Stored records
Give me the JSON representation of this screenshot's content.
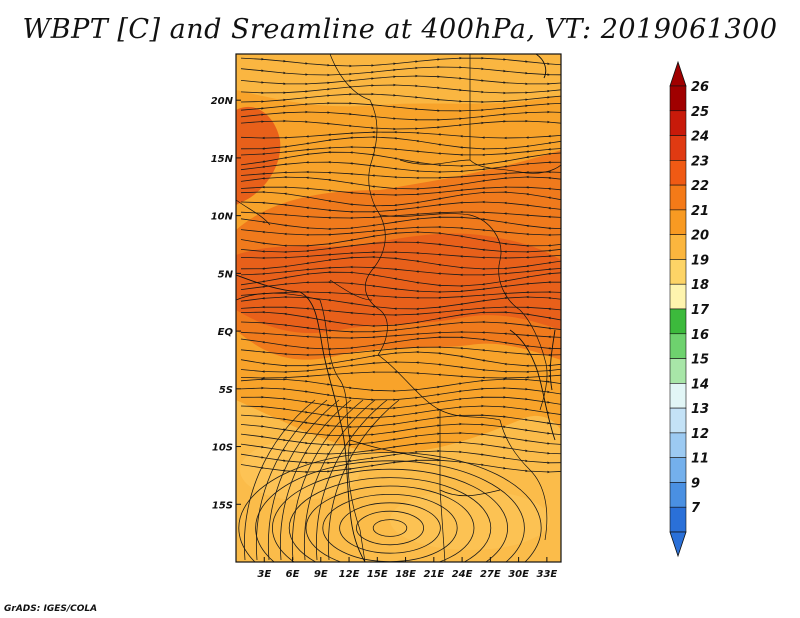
{
  "title": "WBPT [C] and Sreamline at 400hPa, VT: 2019061300",
  "credit": "GrADS: IGES/COLA",
  "map": {
    "lat_labels": [
      "20N",
      "15N",
      "10N",
      "5N",
      "EQ",
      "5S",
      "10S",
      "15S"
    ],
    "lat_values": [
      20,
      15,
      10,
      5,
      0,
      -5,
      -10,
      -15
    ],
    "lon_labels": [
      "3E",
      "6E",
      "9E",
      "12E",
      "15E",
      "18E",
      "21E",
      "24E",
      "27E",
      "30E",
      "33E"
    ],
    "lon_values": [
      3,
      6,
      9,
      12,
      15,
      18,
      21,
      24,
      27,
      30,
      33
    ],
    "lon_range": [
      0,
      34.5
    ],
    "lat_range": [
      -20,
      24
    ]
  },
  "colorbar": {
    "labels": [
      "26",
      "25",
      "24",
      "23",
      "22",
      "21",
      "20",
      "19",
      "18",
      "17",
      "16",
      "15",
      "14",
      "13",
      "12",
      "11",
      "9",
      "7"
    ],
    "colors": [
      "#a00000",
      "#c81a0a",
      "#e03a12",
      "#f05a14",
      "#f47a18",
      "#f89a22",
      "#fbb63e",
      "#fdd466",
      "#fef4ae",
      "#3cba3c",
      "#6ed26e",
      "#a8e6a8",
      "#e2f6f6",
      "#c4e2f6",
      "#9ccaf2",
      "#74b0ec",
      "#4a90e2",
      "#2a70d8"
    ]
  },
  "colors": {
    "field_base": "#f8a32a",
    "field_warm": "#f07a1c",
    "field_hot": "#e8601a",
    "field_cool": "#fbbc4a",
    "streamline": "#1a1a1a"
  }
}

> EXERCISE DETAILS
Reproduce every record word for word. The copy must contain no pictures.

> OUTPUT OF THE TASK
Give me the JSON representation of this screenshot's content.
{
  "title": "WBPT [C] and Sreamline at 400hPa, VT: 2019061300",
  "credit": "GrADS: IGES/COLA",
  "map": {
    "lat_labels": [
      "20N",
      "15N",
      "10N",
      "5N",
      "EQ",
      "5S",
      "10S",
      "15S"
    ],
    "lat_values": [
      20,
      15,
      10,
      5,
      0,
      -5,
      -10,
      -15
    ],
    "lon_labels": [
      "3E",
      "6E",
      "9E",
      "12E",
      "15E",
      "18E",
      "21E",
      "24E",
      "27E",
      "30E",
      "33E"
    ],
    "lon_values": [
      3,
      6,
      9,
      12,
      15,
      18,
      21,
      24,
      27,
      30,
      33
    ],
    "lon_range": [
      0,
      34.5
    ],
    "lat_range": [
      -20,
      24
    ]
  },
  "colorbar": {
    "labels": [
      "26",
      "25",
      "24",
      "23",
      "22",
      "21",
      "20",
      "19",
      "18",
      "17",
      "16",
      "15",
      "14",
      "13",
      "12",
      "11",
      "9",
      "7"
    ],
    "colors": [
      "#a00000",
      "#c81a0a",
      "#e03a12",
      "#f05a14",
      "#f47a18",
      "#f89a22",
      "#fbb63e",
      "#fdd466",
      "#fef4ae",
      "#3cba3c",
      "#6ed26e",
      "#a8e6a8",
      "#e2f6f6",
      "#c4e2f6",
      "#9ccaf2",
      "#74b0ec",
      "#4a90e2",
      "#2a70d8"
    ]
  },
  "colors": {
    "field_base": "#f8a32a",
    "field_warm": "#f07a1c",
    "field_hot": "#e8601a",
    "field_cool": "#fbbc4a",
    "streamline": "#1a1a1a"
  }
}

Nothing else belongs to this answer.